Strip the pictures and reproduce the rest of the listing exactly.

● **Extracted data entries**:
-------------------------

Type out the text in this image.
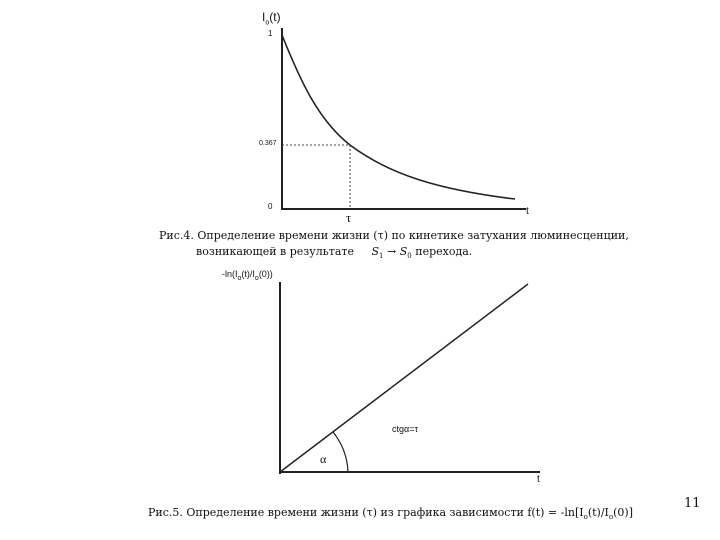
$I_o(t)$
1
0.367
0
τ	t
Рис.4. Определение времени жизни (τ) по кинетике затухания люминесценции,
возникающей в результате $S_1 \to S_0$ перехода.
$-\ln(I_o(t)/I_o(0))$
α
ctgα=τ
t
Рис.5. Определение времени жизни (τ) из графика зависимости $f(t) = -\ln[I_o(t)/I_o(0)]$
11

-------------------------

● **Correct output**:
Type out the text in this image.
$I_o(t)$
1
0.367
0
τ	t
Рис.4. Определение времени жизни (τ) по кинетике затухания люминесценции,
возникающей в результате $S_1 \to S_0$ перехода.
$-\ln(I_o(t)/I_o(0))$
α
ctgα=τ
t
Рис.5. Определение времени жизни (τ) из графика зависимости $f(t) = -\ln[I_o(t)/I_o(0)]$
11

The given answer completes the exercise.